Figure collection entries:
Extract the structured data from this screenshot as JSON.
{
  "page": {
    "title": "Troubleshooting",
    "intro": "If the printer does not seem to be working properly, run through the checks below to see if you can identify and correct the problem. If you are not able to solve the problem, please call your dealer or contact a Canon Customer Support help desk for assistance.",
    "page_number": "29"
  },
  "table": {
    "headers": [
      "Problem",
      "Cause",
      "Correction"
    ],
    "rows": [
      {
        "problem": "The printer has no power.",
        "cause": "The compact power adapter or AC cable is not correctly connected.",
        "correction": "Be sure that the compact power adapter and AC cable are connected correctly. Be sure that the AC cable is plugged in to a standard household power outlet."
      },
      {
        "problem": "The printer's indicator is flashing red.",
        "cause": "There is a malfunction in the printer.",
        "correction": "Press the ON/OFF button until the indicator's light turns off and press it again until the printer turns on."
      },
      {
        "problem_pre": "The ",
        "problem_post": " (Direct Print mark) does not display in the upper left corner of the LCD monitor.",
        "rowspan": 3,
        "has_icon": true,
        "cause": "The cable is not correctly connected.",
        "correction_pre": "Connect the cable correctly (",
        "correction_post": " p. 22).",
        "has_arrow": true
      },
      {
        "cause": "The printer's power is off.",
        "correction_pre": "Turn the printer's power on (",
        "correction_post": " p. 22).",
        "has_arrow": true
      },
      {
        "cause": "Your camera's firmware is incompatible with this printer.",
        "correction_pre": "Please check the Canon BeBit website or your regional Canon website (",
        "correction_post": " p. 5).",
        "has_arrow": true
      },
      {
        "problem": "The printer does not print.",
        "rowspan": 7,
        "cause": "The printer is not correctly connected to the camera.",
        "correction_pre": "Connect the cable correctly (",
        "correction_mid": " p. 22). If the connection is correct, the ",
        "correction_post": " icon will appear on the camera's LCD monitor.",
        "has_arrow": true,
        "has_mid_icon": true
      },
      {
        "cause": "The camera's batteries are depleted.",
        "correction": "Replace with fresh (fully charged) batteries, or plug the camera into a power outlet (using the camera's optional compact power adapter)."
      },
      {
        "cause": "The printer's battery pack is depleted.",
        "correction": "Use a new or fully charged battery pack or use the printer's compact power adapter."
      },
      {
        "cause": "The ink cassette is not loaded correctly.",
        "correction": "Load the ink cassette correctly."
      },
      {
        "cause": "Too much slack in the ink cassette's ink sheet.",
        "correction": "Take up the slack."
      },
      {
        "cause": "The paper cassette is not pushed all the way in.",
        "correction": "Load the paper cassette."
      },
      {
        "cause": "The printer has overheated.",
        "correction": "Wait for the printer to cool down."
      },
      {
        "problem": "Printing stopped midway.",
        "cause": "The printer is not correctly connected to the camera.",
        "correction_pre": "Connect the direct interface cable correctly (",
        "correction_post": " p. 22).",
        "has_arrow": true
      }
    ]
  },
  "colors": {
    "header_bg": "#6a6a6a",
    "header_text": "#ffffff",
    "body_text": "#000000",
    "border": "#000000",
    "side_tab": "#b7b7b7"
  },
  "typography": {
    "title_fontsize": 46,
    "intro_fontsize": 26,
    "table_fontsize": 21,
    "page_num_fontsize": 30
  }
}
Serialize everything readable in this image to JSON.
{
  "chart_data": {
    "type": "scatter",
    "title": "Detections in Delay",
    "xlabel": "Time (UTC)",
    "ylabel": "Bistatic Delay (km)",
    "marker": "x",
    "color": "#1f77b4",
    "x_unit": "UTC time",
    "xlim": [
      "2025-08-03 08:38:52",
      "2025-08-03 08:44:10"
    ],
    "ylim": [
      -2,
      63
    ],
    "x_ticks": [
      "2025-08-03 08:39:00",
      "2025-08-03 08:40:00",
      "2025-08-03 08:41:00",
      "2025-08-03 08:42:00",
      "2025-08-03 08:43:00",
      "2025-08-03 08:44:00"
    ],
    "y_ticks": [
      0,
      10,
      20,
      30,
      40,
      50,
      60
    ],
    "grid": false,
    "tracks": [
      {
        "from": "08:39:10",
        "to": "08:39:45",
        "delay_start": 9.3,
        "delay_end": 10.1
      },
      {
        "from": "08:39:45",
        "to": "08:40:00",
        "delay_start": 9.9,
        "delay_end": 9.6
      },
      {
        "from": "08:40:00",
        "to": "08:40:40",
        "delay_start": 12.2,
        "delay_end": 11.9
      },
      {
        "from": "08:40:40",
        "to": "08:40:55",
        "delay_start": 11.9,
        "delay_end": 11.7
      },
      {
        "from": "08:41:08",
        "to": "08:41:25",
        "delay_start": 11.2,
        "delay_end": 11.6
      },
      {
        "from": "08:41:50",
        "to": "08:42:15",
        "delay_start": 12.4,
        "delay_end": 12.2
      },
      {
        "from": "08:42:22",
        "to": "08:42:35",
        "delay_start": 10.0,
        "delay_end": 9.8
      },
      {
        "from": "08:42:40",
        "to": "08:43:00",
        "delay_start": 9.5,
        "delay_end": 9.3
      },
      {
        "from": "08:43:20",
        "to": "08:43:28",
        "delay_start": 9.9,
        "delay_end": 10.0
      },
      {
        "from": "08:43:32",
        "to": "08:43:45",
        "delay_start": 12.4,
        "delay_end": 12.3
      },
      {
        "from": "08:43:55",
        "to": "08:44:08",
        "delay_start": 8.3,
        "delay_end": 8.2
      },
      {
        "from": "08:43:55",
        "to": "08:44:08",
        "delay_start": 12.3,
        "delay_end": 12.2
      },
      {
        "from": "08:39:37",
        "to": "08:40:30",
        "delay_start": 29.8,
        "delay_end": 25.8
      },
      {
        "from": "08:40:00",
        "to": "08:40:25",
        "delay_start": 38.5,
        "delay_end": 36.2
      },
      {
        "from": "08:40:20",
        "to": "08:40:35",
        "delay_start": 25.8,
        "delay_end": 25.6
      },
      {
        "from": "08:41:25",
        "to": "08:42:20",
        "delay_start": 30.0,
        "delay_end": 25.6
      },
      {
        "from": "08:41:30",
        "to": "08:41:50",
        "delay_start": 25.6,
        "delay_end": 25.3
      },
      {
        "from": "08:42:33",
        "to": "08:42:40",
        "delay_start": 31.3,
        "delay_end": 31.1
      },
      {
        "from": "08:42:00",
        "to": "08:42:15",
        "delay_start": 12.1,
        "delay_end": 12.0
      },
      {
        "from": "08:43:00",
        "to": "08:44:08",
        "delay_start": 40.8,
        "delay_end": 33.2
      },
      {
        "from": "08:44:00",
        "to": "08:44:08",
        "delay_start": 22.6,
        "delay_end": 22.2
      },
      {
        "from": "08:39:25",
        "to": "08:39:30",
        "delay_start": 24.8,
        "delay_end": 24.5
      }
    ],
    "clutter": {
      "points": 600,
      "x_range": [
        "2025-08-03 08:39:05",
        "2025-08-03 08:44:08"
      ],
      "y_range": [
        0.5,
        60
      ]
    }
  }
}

**Task prompt**
Only lines with the word "power" are wanted, so copy each one from the records.

**Task result**
        "problem": "The printer has no power.",
        "cause": "The compact power adapter or AC cable is not correctly connected.",
        "correction": "Be sure that the compact power adapter and AC cable are connected correctly. Be sure that the AC cable is plugged in to a standard household power outlet."
        "cause": "The printer's power is off.",
        "correction_pre": "Turn the printer's power on (",
        "correction": "Replace with fresh (fully charged) batteries, or plug the camera into a power outlet (using the camera's optional compact power adapter)."
        "correction": "Use a new or fully charged battery pack or use the printer's compact power adapter."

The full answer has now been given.